● **PROBLEM REQUIREMENTS**:
In the entries below, find every line with "словами" and copy it.

[Part of a data file]
(begin)
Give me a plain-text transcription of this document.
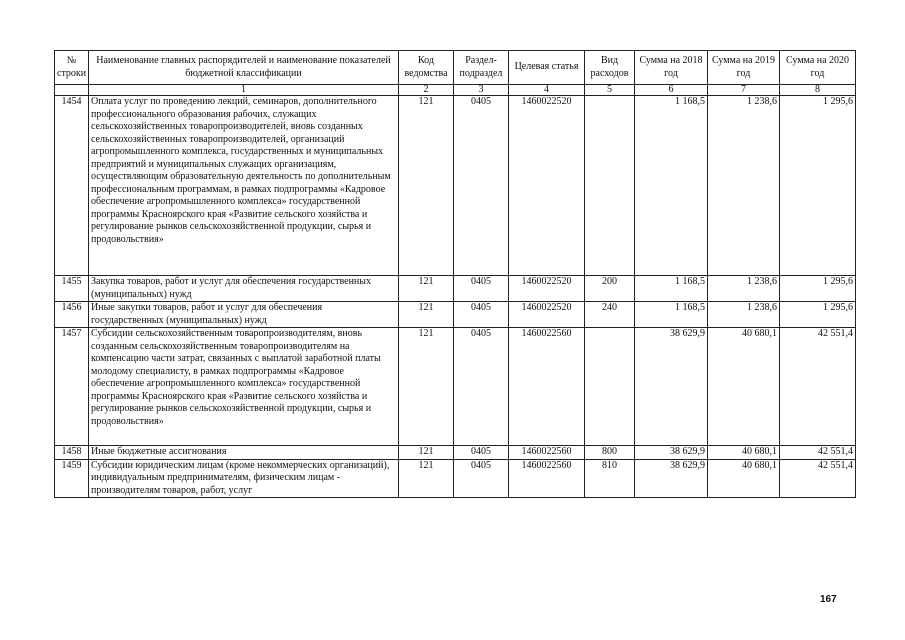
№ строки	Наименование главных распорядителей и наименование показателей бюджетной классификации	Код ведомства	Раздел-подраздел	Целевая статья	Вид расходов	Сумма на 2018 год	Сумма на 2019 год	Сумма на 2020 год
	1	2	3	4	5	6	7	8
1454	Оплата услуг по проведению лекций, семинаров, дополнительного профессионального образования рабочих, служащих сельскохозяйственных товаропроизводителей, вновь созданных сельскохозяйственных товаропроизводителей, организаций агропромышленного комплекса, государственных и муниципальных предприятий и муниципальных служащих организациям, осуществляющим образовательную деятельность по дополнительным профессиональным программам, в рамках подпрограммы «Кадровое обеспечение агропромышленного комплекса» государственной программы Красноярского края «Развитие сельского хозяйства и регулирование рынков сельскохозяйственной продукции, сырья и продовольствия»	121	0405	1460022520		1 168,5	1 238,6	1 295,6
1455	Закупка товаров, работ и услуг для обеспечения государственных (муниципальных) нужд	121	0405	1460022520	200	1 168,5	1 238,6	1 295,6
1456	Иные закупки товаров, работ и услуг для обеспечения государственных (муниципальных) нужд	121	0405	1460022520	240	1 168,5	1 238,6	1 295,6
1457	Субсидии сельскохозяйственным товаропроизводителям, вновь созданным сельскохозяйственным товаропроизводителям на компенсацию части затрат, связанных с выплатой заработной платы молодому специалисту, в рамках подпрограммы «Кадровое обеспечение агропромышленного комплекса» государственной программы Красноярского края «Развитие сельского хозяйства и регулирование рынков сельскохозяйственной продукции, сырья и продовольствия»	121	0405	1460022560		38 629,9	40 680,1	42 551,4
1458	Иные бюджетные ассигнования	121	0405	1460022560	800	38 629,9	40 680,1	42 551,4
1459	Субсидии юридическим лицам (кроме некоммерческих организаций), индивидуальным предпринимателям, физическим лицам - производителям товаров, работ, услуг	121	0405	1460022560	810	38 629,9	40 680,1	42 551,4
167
(end)
(begin)
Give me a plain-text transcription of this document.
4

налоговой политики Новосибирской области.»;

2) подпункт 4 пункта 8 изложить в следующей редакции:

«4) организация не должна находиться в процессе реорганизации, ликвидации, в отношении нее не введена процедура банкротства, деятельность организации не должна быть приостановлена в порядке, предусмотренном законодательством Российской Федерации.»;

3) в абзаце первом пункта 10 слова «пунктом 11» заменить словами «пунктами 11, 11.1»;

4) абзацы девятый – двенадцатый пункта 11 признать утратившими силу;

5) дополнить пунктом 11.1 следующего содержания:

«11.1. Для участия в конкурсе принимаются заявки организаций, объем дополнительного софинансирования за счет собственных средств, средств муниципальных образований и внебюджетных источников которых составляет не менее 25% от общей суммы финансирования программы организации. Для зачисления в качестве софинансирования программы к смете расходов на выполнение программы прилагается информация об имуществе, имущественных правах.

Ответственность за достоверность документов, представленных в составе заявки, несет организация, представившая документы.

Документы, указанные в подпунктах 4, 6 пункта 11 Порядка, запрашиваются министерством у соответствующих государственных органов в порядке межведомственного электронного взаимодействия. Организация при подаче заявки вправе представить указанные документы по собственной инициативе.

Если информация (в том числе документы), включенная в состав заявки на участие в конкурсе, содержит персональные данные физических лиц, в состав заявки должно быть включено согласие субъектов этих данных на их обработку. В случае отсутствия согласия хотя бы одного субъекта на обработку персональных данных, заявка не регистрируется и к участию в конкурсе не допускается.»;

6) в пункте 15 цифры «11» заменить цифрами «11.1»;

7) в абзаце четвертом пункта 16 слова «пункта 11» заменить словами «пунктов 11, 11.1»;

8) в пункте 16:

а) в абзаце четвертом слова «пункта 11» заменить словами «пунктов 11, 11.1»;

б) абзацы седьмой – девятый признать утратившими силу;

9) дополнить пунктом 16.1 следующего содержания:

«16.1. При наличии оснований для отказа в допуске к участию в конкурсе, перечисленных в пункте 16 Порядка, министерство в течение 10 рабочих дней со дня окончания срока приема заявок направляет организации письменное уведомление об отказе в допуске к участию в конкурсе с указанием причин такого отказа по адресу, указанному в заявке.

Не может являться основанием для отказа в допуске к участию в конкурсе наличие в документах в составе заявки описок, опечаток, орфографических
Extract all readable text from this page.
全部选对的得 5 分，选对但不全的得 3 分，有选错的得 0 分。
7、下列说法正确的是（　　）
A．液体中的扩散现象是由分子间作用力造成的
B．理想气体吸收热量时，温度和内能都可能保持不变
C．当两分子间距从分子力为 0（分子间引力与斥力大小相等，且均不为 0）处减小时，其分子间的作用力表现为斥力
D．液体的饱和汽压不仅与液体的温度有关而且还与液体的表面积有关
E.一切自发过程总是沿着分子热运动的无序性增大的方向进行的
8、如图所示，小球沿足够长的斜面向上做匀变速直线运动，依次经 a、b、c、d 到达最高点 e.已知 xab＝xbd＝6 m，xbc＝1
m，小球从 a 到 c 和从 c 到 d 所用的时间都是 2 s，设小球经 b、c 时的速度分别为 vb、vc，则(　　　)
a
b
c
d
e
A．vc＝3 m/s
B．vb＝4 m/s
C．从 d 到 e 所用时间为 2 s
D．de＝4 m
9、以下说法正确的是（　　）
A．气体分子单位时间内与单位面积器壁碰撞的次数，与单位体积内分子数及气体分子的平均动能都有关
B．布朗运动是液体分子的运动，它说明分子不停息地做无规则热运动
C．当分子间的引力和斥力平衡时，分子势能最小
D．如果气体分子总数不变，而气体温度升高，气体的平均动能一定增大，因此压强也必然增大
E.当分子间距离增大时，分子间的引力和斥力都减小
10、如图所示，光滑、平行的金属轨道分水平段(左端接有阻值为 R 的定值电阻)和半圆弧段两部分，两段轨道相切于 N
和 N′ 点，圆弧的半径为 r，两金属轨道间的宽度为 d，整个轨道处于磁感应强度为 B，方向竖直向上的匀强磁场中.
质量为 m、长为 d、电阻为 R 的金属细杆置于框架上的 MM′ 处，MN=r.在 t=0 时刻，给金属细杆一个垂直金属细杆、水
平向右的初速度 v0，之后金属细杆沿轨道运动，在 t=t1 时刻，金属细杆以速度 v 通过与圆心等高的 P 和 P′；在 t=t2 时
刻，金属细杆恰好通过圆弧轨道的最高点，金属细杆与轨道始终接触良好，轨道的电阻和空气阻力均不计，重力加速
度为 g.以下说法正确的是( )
(end)
(begin)
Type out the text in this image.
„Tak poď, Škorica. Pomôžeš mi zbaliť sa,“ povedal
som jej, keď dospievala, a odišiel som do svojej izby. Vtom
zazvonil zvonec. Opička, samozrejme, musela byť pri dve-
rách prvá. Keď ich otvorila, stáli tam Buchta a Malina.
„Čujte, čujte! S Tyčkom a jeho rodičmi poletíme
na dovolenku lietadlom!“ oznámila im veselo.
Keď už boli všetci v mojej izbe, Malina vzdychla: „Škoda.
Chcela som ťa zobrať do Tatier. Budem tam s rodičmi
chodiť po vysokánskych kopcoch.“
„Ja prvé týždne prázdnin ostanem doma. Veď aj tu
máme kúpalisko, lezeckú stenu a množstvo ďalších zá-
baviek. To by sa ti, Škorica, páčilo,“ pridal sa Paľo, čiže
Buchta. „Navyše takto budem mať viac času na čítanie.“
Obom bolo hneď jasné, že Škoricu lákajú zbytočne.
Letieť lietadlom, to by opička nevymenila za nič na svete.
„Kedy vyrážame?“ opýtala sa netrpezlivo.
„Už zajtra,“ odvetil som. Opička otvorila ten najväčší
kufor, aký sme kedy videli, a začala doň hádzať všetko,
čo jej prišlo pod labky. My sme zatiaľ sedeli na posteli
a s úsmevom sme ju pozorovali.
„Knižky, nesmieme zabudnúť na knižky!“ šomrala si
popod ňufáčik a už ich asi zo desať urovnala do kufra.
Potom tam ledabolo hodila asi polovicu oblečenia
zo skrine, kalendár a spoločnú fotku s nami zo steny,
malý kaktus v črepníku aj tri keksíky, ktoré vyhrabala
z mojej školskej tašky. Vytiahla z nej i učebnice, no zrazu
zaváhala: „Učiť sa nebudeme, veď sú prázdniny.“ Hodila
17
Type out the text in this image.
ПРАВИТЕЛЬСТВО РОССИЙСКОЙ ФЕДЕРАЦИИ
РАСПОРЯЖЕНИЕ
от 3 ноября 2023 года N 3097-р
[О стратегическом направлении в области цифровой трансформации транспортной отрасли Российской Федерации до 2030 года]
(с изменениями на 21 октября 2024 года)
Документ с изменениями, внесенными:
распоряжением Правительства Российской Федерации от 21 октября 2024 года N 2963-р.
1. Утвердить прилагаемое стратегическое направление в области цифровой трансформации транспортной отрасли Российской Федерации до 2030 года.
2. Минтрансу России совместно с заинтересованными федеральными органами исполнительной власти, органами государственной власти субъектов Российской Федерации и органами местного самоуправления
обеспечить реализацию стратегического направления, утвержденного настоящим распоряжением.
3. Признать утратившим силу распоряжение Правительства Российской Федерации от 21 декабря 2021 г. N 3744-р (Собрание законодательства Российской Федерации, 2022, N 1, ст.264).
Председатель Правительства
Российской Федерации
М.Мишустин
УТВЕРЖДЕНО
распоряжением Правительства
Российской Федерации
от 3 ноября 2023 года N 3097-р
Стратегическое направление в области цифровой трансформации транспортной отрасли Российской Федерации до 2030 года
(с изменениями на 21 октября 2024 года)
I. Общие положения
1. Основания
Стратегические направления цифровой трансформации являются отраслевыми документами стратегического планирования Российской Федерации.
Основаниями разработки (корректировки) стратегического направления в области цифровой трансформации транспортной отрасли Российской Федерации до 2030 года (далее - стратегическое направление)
(end)
● **RESULT FOR THIS TASK**:
3) в абзаце первом пункта 10 слова «пунктом 11» заменить словами «пунктами 11, 11.1»;
7) в абзаце четвертом пункта 16 слова «пункта 11» заменить словами «пунктов 11, 11.1»;
а) в абзаце четвертом слова «пункта 11» заменить словами «пунктов 11, 11.1»;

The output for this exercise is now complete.